**Written exercise**
Which lines below hold the word "sürdürdü"? Copy all of them.
# START OF Given records
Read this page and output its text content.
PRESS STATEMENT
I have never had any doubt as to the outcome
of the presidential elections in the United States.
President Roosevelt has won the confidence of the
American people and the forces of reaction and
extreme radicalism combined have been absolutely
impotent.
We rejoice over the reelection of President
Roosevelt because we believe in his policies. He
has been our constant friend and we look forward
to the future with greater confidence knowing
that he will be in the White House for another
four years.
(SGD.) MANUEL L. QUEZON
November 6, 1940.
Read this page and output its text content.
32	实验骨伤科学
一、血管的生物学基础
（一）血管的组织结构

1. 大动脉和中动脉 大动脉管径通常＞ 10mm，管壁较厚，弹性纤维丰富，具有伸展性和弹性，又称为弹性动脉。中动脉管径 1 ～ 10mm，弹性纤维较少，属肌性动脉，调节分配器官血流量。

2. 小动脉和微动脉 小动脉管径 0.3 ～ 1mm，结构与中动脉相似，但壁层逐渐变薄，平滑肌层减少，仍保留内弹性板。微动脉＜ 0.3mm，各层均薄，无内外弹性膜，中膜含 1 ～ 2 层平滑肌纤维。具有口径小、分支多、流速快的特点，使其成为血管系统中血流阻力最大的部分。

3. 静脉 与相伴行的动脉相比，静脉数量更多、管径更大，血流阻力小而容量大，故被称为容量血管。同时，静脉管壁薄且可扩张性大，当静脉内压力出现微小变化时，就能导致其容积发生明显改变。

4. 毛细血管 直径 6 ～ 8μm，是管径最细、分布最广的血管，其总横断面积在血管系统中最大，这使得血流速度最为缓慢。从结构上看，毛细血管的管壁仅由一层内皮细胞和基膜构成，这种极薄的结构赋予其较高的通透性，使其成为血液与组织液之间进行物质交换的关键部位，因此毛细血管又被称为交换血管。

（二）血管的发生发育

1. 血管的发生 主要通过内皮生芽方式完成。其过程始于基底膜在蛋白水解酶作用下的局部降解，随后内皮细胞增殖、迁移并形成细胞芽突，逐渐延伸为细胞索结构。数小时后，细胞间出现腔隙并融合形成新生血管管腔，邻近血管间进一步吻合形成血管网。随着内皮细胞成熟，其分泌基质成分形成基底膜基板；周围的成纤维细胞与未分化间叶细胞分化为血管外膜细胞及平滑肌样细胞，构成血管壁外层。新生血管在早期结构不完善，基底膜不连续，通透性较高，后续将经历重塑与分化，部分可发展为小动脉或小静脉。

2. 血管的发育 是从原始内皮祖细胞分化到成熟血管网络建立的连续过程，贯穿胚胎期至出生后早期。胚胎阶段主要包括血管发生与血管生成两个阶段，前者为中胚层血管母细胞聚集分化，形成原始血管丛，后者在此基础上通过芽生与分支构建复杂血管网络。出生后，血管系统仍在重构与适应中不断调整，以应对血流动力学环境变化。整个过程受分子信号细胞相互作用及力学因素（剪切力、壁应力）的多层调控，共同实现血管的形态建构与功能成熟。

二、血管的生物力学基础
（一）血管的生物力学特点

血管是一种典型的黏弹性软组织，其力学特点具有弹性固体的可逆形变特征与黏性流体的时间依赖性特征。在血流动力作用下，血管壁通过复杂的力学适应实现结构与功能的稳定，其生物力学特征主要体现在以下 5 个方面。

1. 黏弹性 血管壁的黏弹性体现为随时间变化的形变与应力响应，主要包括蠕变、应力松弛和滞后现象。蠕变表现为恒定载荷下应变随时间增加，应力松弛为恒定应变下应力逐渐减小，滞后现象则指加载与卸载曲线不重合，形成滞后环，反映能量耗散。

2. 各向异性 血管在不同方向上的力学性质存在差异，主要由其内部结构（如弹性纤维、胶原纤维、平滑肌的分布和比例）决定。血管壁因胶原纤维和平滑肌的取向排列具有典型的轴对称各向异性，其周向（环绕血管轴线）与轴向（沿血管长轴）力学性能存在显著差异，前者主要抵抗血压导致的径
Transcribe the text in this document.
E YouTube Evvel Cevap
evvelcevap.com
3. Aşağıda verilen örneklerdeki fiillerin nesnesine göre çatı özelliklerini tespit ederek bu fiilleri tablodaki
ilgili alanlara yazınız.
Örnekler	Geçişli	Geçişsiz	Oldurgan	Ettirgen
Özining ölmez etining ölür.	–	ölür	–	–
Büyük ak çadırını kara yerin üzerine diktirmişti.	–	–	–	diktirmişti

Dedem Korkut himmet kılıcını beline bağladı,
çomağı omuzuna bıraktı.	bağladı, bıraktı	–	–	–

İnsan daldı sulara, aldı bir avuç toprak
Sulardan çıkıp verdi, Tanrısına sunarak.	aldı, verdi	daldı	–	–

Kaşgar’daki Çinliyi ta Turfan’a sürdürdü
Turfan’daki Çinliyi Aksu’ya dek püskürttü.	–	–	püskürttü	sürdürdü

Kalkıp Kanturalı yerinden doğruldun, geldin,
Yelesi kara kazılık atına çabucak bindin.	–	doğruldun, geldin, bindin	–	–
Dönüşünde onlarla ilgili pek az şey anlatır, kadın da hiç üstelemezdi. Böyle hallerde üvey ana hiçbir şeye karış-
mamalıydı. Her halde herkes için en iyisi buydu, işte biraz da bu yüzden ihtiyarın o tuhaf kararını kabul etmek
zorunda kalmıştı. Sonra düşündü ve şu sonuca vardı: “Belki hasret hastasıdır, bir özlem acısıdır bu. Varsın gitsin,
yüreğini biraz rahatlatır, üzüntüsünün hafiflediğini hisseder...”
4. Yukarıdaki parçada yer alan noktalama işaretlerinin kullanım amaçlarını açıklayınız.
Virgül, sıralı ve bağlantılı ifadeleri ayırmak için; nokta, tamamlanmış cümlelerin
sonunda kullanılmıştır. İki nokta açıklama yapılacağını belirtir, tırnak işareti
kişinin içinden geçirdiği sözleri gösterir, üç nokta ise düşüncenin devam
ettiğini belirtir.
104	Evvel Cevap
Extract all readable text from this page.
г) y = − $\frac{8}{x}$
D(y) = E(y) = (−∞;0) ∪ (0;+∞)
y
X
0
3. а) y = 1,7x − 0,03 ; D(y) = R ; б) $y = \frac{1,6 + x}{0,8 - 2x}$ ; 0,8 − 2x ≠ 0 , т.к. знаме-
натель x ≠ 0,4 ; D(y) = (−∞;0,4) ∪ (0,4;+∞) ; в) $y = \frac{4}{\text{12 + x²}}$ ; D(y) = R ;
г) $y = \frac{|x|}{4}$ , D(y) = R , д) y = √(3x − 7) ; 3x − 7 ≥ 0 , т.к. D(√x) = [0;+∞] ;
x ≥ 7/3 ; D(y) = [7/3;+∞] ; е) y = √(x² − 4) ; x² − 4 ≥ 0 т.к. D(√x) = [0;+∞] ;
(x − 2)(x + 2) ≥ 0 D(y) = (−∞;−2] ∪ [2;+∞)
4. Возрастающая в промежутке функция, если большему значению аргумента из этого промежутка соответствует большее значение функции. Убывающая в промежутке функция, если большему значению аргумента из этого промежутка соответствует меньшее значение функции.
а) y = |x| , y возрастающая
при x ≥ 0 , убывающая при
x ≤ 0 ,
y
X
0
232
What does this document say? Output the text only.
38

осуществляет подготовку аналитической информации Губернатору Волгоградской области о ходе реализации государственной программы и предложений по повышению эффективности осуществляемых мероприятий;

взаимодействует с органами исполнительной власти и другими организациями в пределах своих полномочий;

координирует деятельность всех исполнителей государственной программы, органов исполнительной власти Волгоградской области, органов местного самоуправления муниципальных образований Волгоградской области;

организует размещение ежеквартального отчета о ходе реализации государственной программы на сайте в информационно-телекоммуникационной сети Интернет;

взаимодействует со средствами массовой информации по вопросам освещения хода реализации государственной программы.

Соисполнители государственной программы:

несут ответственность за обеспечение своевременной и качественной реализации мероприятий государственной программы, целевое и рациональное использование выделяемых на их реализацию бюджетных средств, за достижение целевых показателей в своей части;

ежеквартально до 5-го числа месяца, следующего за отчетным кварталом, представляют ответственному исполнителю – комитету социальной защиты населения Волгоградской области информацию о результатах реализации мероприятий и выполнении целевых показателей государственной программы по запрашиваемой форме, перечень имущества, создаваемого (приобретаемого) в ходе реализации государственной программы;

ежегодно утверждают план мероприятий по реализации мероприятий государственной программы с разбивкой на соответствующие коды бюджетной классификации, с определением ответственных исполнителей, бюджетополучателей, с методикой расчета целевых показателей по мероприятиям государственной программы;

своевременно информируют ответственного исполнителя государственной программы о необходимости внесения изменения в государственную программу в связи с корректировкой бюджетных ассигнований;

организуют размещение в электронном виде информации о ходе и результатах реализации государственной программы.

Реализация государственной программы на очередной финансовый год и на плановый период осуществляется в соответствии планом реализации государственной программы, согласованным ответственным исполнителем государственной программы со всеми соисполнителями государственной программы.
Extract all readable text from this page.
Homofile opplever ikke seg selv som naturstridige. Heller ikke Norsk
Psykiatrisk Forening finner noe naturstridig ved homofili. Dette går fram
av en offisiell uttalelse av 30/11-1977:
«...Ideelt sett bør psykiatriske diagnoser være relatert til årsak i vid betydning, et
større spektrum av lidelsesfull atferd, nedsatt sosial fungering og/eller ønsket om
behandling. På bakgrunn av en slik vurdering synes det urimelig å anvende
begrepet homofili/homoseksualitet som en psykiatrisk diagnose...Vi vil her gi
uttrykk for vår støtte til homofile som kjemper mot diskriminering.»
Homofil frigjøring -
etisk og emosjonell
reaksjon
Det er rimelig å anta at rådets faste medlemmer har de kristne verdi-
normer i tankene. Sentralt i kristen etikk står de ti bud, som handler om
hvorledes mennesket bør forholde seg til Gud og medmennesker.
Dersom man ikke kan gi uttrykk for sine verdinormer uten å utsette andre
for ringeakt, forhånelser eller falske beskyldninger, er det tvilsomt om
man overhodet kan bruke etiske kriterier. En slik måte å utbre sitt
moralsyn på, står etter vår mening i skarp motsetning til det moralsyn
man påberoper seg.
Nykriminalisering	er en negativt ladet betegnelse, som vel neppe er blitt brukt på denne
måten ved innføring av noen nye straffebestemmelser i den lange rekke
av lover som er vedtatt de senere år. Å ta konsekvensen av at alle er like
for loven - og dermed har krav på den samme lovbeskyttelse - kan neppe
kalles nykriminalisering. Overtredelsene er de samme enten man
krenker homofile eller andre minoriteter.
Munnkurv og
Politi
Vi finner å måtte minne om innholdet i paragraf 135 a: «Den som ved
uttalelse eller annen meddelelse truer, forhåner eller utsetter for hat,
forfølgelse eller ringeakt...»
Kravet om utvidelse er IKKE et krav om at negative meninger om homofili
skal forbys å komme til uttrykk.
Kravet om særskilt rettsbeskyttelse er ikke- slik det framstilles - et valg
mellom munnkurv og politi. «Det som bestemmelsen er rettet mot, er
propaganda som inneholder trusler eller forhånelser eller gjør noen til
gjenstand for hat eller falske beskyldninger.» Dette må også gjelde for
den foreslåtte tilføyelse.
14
# END OF Given records
**Full solution**
Kaşgar’daki Çinliyi ta Turfan’a sürdürdü
Turfan’daki Çinliyi Aksu’ya dek püskürttü.	–	–	püskürttü	sürdürdü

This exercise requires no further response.